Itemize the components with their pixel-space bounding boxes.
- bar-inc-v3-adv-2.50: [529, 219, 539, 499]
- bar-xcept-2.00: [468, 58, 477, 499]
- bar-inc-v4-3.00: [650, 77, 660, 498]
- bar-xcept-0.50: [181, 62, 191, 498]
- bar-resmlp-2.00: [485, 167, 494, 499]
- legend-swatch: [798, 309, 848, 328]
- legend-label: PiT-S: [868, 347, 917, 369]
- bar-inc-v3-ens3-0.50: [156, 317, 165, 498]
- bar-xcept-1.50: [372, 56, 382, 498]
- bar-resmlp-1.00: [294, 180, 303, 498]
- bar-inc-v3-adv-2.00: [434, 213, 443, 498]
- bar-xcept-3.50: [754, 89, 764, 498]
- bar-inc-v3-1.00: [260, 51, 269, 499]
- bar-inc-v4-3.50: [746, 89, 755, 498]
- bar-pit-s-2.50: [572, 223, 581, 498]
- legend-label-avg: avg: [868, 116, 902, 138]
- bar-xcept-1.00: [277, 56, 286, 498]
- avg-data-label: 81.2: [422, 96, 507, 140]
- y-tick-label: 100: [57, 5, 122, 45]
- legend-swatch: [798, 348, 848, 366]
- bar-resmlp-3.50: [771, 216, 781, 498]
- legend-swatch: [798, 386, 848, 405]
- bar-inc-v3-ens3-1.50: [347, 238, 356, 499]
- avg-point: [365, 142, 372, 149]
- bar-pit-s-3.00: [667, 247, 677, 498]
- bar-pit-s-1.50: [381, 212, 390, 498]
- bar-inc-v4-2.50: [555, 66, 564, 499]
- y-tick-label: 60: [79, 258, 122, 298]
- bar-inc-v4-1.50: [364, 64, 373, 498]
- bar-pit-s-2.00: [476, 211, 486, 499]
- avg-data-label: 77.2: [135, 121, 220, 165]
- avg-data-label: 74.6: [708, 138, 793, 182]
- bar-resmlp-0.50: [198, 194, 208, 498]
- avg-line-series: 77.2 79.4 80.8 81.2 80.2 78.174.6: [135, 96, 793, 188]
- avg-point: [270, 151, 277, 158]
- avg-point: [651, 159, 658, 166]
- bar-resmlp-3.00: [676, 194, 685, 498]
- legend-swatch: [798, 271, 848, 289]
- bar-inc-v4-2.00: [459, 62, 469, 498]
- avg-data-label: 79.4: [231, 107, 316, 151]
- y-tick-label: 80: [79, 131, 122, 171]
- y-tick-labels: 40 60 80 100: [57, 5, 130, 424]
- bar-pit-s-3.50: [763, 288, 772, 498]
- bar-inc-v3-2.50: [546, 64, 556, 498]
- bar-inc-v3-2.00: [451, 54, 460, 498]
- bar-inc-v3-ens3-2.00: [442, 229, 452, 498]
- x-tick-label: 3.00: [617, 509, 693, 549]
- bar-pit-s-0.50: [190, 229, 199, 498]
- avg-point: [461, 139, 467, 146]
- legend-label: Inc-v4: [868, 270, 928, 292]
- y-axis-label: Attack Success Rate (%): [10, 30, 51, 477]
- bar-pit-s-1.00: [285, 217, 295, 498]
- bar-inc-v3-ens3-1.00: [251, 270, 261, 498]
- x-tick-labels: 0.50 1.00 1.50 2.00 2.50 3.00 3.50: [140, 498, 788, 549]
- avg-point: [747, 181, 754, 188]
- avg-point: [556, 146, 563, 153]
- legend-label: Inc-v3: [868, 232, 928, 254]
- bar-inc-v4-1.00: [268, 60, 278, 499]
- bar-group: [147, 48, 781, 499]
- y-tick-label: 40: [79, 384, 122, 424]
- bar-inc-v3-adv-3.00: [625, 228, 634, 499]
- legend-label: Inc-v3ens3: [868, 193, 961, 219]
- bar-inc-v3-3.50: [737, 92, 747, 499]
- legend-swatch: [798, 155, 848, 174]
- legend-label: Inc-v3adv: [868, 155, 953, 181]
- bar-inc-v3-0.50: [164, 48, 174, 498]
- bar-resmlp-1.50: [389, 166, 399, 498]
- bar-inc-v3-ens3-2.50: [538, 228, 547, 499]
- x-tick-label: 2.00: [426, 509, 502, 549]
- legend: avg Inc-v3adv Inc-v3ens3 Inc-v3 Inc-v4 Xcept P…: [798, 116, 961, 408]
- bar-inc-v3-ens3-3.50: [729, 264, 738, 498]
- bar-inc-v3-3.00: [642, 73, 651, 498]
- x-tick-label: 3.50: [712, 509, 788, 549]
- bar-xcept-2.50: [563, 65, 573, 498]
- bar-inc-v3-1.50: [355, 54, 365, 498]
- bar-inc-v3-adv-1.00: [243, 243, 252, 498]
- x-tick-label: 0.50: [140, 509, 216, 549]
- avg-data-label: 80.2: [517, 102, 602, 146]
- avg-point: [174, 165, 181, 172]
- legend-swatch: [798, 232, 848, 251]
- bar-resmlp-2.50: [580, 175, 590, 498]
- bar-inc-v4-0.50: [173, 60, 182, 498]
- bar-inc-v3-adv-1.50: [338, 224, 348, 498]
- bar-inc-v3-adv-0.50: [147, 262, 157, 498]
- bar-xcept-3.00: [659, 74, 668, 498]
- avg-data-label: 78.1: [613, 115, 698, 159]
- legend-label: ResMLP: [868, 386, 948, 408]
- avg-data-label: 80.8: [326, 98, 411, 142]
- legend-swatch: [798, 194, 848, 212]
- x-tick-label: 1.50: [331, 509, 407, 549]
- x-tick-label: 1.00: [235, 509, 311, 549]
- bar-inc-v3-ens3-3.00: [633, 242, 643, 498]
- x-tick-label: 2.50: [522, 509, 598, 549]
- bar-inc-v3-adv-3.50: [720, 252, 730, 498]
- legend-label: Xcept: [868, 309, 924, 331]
........
● Given instruction
Reproduce every line of the items above verbatim, changing nothing.

● Output for this exercise
Itemize the components with their pixel-space bounding boxes.
- bar-inc-v3-adv-2.50: [529, 219, 539, 499]
- bar-xcept-2.00: [468, 58, 477, 499]
- bar-inc-v4-3.00: [650, 77, 660, 498]
- bar-xcept-0.50: [181, 62, 191, 498]
- bar-resmlp-2.00: [485, 167, 494, 499]
- legend-swatch: [798, 309, 848, 328]
- legend-label: PiT-S: [868, 347, 917, 369]
- bar-inc-v3-ens3-0.50: [156, 317, 165, 498]
- bar-xcept-1.50: [372, 56, 382, 498]
- bar-resmlp-1.00: [294, 180, 303, 498]
- bar-inc-v3-adv-2.00: [434, 213, 443, 498]
- bar-xcept-3.50: [754, 89, 764, 498]
- bar-inc-v3-1.00: [260, 51, 269, 499]
- bar-inc-v4-3.50: [746, 89, 755, 498]
- bar-pit-s-2.50: [572, 223, 581, 498]
- legend-label-avg: avg: [868, 116, 902, 138]
- bar-xcept-1.00: [277, 56, 286, 498]
- avg-data-label: 81.2: [422, 96, 507, 140]
- y-tick-label: 100: [57, 5, 122, 45]
- legend-swatch: [798, 348, 848, 366]
- bar-resmlp-3.50: [771, 216, 781, 498]
- legend-swatch: [798, 386, 848, 405]
- bar-inc-v3-ens3-1.50: [347, 238, 356, 499]
- avg-point: [365, 142, 372, 149]
- bar-pit-s-3.00: [667, 247, 677, 498]
- bar-pit-s-1.50: [381, 212, 390, 498]
- bar-inc-v4-2.50: [555, 66, 564, 499]
- y-tick-label: 60: [79, 258, 122, 298]
- bar-inc-v4-1.50: [364, 64, 373, 498]
- bar-pit-s-2.00: [476, 211, 486, 499]
- avg-data-label: 77.2: [135, 121, 220, 165]
- avg-data-label: 74.6: [708, 138, 793, 182]
- bar-resmlp-0.50: [198, 194, 208, 498]
- avg-line-series: 77.2 79.4 80.8 81.2 80.2 78.174.6: [135, 96, 793, 188]
- avg-point: [270, 151, 277, 158]
- avg-point: [651, 159, 658, 166]
- bar-resmlp-3.00: [676, 194, 685, 498]
- legend-swatch: [798, 271, 848, 289]
- bar-inc-v4-2.00: [459, 62, 469, 498]
- avg-data-label: 79.4: [231, 107, 316, 151]
- y-tick-label: 80: [79, 131, 122, 171]
- y-tick-labels: 40 60 80 100: [57, 5, 130, 424]
- bar-pit-s-3.50: [763, 288, 772, 498]
- bar-inc-v3-2.50: [546, 64, 556, 498]
- bar-inc-v3-2.00: [451, 54, 460, 498]
- bar-inc-v3-ens3-2.00: [442, 229, 452, 498]
- x-tick-label: 3.00: [617, 509, 693, 549]
- bar-pit-s-0.50: [190, 229, 199, 498]
- avg-point: [461, 139, 467, 146]
- legend-label: Inc-v4: [868, 270, 928, 292]
- y-axis-label: Attack Success Rate (%): [10, 30, 51, 477]
- bar-pit-s-1.00: [285, 217, 295, 498]
- bar-inc-v3-ens3-1.00: [251, 270, 261, 498]
- x-tick-labels: 0.50 1.00 1.50 2.00 2.50 3.00 3.50: [140, 498, 788, 549]
- avg-point: [747, 181, 754, 188]
- avg-point: [556, 146, 563, 153]
- legend-label: Inc-v3: [868, 232, 928, 254]
- bar-inc-v4-1.00: [268, 60, 278, 499]
- bar-group: [147, 48, 781, 499]
- y-tick-label: 40: [79, 384, 122, 424]
- bar-inc-v3-adv-3.00: [625, 228, 634, 499]
- legend-label: Inc-v3ens3: [868, 193, 961, 219]
- bar-inc-v3-3.50: [737, 92, 747, 499]
- legend-swatch: [798, 155, 848, 174]
- legend-label: Inc-v3adv: [868, 155, 953, 181]
- bar-inc-v3-0.50: [164, 48, 174, 498]
- bar-resmlp-1.50: [389, 166, 399, 498]
- bar-inc-v3-ens3-2.50: [538, 228, 547, 499]
- x-tick-label: 2.00: [426, 509, 502, 549]
- legend: avg Inc-v3adv Inc-v3ens3 Inc-v3 Inc-v4 Xcept P…: [798, 116, 961, 408]
- bar-inc-v3-ens3-3.50: [729, 264, 738, 498]
- bar-inc-v3-3.00: [642, 73, 651, 498]
- x-tick-label: 3.50: [712, 509, 788, 549]
- bar-xcept-2.50: [563, 65, 573, 498]
- bar-inc-v3-1.50: [355, 54, 365, 498]
- bar-inc-v3-adv-1.00: [243, 243, 252, 498]
- x-tick-label: 0.50: [140, 509, 216, 549]
- avg-data-label: 80.2: [517, 102, 602, 146]
- avg-point: [174, 165, 181, 172]
- legend-swatch: [798, 232, 848, 251]
- bar-resmlp-2.50: [580, 175, 590, 498]
- bar-inc-v4-0.50: [173, 60, 182, 498]
- bar-inc-v3-adv-1.50: [338, 224, 348, 498]
- bar-inc-v3-adv-0.50: [147, 262, 157, 498]
- bar-xcept-3.00: [659, 74, 668, 498]
- avg-data-label: 78.1: [613, 115, 698, 159]
- legend-label: ResMLP: [868, 386, 948, 408]
- avg-data-label: 80.8: [326, 98, 411, 142]
- legend-swatch: [798, 194, 848, 212]
- x-tick-label: 1.50: [331, 509, 407, 549]
- x-tick-label: 1.00: [235, 509, 311, 549]
- bar-inc-v3-ens3-3.00: [633, 242, 643, 498]
- x-tick-label: 2.50: [522, 509, 598, 549]
- bar-inc-v3-adv-3.50: [720, 252, 730, 498]
- legend-label: Xcept: [868, 309, 924, 331]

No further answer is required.